INSTRUCTION:
Collect each line containing "true".

[Collected data entries]
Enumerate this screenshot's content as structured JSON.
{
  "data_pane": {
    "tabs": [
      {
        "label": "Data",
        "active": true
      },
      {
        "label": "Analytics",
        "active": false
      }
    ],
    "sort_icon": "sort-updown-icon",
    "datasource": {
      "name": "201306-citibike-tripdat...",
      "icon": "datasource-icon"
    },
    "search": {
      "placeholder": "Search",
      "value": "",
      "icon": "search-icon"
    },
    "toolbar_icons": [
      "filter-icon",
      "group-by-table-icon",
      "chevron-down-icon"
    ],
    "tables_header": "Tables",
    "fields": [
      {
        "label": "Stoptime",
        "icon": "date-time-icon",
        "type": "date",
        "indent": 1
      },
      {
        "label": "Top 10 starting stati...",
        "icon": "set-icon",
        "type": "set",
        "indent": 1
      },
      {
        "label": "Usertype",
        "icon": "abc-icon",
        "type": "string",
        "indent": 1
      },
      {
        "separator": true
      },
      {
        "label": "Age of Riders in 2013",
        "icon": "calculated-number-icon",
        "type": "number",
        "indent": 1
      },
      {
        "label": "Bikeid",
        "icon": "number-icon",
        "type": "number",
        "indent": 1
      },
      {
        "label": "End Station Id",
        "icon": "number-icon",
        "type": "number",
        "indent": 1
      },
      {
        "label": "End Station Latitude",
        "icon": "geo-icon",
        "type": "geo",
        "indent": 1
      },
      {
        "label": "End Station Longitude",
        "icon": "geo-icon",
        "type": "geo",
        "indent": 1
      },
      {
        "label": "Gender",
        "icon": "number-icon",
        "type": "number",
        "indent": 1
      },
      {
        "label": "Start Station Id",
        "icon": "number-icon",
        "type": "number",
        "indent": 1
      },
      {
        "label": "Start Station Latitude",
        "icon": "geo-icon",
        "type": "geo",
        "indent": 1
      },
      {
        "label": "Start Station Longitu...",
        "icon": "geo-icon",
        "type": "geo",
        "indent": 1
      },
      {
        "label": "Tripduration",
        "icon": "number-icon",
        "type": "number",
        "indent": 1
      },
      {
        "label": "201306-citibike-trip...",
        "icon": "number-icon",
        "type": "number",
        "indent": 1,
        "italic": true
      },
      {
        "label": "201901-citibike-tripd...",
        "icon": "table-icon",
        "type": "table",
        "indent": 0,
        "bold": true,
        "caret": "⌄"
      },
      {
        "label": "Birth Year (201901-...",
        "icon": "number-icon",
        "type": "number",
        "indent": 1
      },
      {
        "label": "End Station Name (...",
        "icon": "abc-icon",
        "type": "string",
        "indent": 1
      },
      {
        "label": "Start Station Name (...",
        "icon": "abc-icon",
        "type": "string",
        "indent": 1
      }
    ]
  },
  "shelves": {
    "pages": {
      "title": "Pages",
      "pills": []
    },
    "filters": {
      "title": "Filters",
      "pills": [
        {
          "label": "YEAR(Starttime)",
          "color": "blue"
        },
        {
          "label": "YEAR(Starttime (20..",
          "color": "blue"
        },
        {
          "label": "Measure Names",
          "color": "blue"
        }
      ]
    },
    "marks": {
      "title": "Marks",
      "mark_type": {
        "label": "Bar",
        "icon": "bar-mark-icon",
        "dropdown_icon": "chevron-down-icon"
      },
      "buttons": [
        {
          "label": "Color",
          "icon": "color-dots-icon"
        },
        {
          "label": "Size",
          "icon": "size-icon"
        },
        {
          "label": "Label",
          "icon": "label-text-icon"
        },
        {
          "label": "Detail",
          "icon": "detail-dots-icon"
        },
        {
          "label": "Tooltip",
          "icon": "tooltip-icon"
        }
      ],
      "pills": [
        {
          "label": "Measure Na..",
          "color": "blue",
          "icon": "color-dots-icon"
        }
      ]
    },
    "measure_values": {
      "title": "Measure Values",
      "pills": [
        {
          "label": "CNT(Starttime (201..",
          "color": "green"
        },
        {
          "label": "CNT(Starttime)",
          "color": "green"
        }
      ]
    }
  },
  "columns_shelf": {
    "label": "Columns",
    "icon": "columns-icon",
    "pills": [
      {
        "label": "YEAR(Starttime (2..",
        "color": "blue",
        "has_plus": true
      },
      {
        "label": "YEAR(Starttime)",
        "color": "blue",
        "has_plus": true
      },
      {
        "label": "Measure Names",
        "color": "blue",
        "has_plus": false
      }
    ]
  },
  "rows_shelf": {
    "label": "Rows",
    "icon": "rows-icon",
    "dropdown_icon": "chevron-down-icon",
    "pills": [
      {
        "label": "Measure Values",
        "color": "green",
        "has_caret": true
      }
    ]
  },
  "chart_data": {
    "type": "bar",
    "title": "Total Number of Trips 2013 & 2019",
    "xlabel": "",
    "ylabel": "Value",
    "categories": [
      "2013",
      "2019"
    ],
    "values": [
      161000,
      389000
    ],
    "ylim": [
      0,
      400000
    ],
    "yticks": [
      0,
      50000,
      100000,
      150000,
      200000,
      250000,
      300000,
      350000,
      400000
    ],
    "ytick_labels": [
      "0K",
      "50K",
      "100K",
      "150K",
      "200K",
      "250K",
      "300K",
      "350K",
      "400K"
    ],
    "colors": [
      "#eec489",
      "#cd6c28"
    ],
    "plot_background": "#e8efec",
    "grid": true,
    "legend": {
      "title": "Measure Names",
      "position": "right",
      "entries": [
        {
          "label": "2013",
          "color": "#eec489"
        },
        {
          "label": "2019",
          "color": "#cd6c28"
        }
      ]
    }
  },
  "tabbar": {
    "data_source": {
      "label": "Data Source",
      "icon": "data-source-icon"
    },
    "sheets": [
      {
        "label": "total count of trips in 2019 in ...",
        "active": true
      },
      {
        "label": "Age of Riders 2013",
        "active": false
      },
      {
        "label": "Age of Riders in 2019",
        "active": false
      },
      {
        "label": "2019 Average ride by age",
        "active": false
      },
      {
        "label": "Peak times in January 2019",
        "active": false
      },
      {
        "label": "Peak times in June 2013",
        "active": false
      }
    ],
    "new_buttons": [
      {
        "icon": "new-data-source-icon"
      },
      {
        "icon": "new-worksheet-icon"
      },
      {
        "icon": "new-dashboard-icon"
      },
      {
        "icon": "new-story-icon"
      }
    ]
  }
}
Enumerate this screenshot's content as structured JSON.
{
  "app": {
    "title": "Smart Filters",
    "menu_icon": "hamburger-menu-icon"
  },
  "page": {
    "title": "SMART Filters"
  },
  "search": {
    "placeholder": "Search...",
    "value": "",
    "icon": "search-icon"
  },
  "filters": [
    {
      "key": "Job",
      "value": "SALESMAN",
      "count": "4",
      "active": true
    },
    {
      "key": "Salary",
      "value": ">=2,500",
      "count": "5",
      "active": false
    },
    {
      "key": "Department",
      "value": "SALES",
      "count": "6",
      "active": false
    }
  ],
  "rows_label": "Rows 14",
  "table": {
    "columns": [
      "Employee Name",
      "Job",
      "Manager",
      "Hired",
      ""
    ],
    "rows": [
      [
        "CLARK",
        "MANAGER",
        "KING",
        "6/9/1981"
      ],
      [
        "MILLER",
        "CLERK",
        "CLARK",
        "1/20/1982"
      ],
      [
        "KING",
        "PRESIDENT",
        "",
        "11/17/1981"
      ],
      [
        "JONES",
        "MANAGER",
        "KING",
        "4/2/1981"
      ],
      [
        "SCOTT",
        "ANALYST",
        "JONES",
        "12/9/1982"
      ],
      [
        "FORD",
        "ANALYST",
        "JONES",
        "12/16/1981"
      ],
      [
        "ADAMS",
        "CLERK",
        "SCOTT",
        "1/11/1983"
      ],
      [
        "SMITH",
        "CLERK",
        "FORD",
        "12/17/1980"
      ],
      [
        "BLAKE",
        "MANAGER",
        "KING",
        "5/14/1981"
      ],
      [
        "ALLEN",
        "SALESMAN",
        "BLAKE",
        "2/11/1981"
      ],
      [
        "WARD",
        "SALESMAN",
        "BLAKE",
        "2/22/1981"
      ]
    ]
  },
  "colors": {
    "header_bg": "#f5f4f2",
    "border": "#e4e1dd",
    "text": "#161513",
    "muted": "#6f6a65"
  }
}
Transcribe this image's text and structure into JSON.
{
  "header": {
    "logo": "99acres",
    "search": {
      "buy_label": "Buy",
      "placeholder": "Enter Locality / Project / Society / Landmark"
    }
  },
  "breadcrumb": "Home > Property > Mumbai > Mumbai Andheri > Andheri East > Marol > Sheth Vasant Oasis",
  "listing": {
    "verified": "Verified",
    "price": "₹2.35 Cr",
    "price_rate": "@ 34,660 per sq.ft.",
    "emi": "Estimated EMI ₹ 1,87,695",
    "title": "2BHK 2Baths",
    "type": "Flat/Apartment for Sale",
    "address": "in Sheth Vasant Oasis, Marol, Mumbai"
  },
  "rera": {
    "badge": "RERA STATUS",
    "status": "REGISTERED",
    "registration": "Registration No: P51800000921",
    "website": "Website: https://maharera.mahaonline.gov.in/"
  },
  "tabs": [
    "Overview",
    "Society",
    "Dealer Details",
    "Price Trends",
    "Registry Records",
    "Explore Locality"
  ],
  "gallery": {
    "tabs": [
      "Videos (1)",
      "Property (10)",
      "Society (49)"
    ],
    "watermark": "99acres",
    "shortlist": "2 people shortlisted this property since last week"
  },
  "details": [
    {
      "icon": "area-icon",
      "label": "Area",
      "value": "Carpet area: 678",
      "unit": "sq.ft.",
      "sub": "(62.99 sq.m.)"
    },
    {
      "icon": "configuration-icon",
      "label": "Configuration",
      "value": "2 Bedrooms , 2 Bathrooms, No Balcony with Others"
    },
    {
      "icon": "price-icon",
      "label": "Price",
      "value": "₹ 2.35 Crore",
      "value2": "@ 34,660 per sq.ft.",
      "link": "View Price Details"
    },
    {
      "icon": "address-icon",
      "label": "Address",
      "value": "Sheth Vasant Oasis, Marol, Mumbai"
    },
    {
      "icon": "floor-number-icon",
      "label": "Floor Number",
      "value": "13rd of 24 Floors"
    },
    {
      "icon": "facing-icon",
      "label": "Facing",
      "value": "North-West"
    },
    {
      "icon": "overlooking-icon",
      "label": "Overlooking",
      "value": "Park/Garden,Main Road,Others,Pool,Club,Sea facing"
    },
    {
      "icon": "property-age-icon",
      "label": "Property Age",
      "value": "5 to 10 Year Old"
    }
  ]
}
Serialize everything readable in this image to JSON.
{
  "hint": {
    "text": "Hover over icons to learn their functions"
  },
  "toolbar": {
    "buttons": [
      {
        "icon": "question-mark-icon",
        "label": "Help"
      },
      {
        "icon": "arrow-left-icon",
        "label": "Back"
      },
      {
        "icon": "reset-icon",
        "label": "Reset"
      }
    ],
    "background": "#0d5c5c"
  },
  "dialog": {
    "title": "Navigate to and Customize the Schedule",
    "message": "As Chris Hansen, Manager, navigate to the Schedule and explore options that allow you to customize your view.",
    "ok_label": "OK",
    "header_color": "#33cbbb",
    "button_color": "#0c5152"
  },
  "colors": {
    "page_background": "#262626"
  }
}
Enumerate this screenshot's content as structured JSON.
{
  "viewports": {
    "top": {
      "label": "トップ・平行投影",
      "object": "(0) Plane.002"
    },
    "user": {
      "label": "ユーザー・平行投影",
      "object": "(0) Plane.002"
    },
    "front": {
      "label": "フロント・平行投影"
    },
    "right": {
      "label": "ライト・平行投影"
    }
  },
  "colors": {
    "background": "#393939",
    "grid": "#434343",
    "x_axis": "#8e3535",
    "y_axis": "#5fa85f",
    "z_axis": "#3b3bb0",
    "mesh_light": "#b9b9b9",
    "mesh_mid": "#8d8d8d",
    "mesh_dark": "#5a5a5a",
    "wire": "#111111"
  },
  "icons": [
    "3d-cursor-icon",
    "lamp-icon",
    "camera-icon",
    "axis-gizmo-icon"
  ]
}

FINISHED TASK:
        "active": true
        "separator": true
        "italic": true
        "bold": true,
        "has_plus": true
        "has_plus": true
        "has_caret": true
    "grid": true,
        "active": true
      "active": true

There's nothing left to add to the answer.